## Requirement
Print each line exactly as it is given.

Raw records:
········

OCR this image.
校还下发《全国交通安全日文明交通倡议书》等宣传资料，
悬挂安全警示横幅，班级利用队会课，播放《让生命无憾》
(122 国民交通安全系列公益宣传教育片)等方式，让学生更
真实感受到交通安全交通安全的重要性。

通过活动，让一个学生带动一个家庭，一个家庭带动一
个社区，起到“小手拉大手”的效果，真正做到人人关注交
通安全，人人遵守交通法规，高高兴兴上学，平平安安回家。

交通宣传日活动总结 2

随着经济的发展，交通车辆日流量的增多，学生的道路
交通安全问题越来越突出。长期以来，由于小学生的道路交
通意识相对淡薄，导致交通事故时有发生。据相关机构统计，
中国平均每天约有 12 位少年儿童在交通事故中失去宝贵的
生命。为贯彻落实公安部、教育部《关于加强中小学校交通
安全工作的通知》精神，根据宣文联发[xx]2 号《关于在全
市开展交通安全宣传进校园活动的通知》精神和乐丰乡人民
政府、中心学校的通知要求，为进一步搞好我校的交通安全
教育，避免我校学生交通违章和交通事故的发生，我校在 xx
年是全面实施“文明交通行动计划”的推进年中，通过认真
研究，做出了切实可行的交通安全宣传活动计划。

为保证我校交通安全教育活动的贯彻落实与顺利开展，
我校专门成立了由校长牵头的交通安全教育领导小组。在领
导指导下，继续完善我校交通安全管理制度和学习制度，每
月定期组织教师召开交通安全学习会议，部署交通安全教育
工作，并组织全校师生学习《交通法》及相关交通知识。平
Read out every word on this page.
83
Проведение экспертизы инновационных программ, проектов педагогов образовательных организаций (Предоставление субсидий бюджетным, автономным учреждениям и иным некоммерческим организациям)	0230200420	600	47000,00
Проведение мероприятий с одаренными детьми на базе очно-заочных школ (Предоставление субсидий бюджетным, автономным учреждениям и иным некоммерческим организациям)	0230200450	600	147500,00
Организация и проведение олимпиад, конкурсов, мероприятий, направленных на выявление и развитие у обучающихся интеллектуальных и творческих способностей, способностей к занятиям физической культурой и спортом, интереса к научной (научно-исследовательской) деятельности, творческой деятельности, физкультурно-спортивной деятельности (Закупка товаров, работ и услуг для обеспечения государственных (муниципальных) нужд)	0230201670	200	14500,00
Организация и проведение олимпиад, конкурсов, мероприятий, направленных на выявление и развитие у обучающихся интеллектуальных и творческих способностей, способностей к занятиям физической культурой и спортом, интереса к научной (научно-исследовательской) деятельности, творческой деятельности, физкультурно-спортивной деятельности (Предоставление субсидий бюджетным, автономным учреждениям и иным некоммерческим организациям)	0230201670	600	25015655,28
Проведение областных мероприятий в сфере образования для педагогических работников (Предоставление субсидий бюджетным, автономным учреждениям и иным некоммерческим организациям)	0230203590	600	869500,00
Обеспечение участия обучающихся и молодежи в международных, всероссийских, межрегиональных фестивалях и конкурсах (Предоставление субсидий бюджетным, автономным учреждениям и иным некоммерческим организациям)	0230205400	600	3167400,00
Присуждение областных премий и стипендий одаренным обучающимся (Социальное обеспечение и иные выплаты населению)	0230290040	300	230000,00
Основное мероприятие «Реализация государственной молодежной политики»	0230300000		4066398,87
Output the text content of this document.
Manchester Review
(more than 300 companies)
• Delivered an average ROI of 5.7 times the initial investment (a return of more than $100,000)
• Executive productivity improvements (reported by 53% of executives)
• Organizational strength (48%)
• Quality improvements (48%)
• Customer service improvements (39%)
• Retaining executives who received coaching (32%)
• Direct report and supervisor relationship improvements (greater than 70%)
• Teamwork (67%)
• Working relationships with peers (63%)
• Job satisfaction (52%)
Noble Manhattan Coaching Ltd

········

## Response to the exercise
OCR this image.
校还下发《全国交通安全日文明交通倡议书》等宣传资料，
悬挂安全警示横幅，班级利用队会课，播放《让生命无憾》
(122 国民交通安全系列公益宣传教育片)等方式，让学生更
真实感受到交通安全交通安全的重要性。

通过活动，让一个学生带动一个家庭，一个家庭带动一
个社区，起到“小手拉大手”的效果，真正做到人人关注交
通安全，人人遵守交通法规，高高兴兴上学，平平安安回家。

交通宣传日活动总结 2

随着经济的发展，交通车辆日流量的增多，学生的道路
交通安全问题越来越突出。长期以来，由于小学生的道路交
通意识相对淡薄，导致交通事故时有发生。据相关机构统计，
中国平均每天约有 12 位少年儿童在交通事故中失去宝贵的
生命。为贯彻落实公安部、教育部《关于加强中小学校交通
安全工作的通知》精神，根据宣文联发[xx]2 号《关于在全
市开展交通安全宣传进校园活动的通知》精神和乐丰乡人民
政府、中心学校的通知要求，为进一步搞好我校的交通安全
教育，避免我校学生交通违章和交通事故的发生，我校在 xx
年是全面实施“文明交通行动计划”的推进年中，通过认真
研究，做出了切实可行的交通安全宣传活动计划。

为保证我校交通安全教育活动的贯彻落实与顺利开展，
我校专门成立了由校长牵头的交通安全教育领导小组。在领
导指导下，继续完善我校交通安全管理制度和学习制度，每
月定期组织教师召开交通安全学习会议，部署交通安全教育
工作，并组织全校师生学习《交通法》及相关交通知识。平
Read out every word on this page.
83
Проведение экспертизы инновационных программ, проектов педагогов образовательных организаций (Предоставление субсидий бюджетным, автономным учреждениям и иным некоммерческим организациям)	0230200420	600	47000,00
Проведение мероприятий с одаренными детьми на базе очно-заочных школ (Предоставление субсидий бюджетным, автономным учреждениям и иным некоммерческим организациям)	0230200450	600	147500,00
Организация и проведение олимпиад, конкурсов, мероприятий, направленных на выявление и развитие у обучающихся интеллектуальных и творческих способностей, способностей к занятиям физической культурой и спортом, интереса к научной (научно-исследовательской) деятельности, творческой деятельности, физкультурно-спортивной деятельности (Закупка товаров, работ и услуг для обеспечения государственных (муниципальных) нужд)	0230201670	200	14500,00
Организация и проведение олимпиад, конкурсов, мероприятий, направленных на выявление и развитие у обучающихся интеллектуальных и творческих способностей, способностей к занятиям физической культурой и спортом, интереса к научной (научно-исследовательской) деятельности, творческой деятельности, физкультурно-спортивной деятельности (Предоставление субсидий бюджетным, автономным учреждениям и иным некоммерческим организациям)	0230201670	600	25015655,28
Проведение областных мероприятий в сфере образования для педагогических работников (Предоставление субсидий бюджетным, автономным учреждениям и иным некоммерческим организациям)	0230203590	600	869500,00
Обеспечение участия обучающихся и молодежи в международных, всероссийских, межрегиональных фестивалях и конкурсах (Предоставление субсидий бюджетным, автономным учреждениям и иным некоммерческим организациям)	0230205400	600	3167400,00
Присуждение областных премий и стипендий одаренным обучающимся (Социальное обеспечение и иные выплаты населению)	0230290040	300	230000,00
Основное мероприятие «Реализация государственной молодежной политики»	0230300000		4066398,87
Output the text content of this document.
Manchester Review
(more than 300 companies)
• Delivered an average ROI of 5.7 times the initial investment (a return of more than $100,000)
• Executive productivity improvements (reported by 53% of executives)
• Organizational strength (48%)
• Quality improvements (48%)
• Customer service improvements (39%)
• Retaining executives who received coaching (32%)
• Direct report and supervisor relationship improvements (greater than 70%)
• Teamwork (67%)
• Working relationships with peers (63%)
• Job satisfaction (52%)
Noble Manhattan Coaching Ltd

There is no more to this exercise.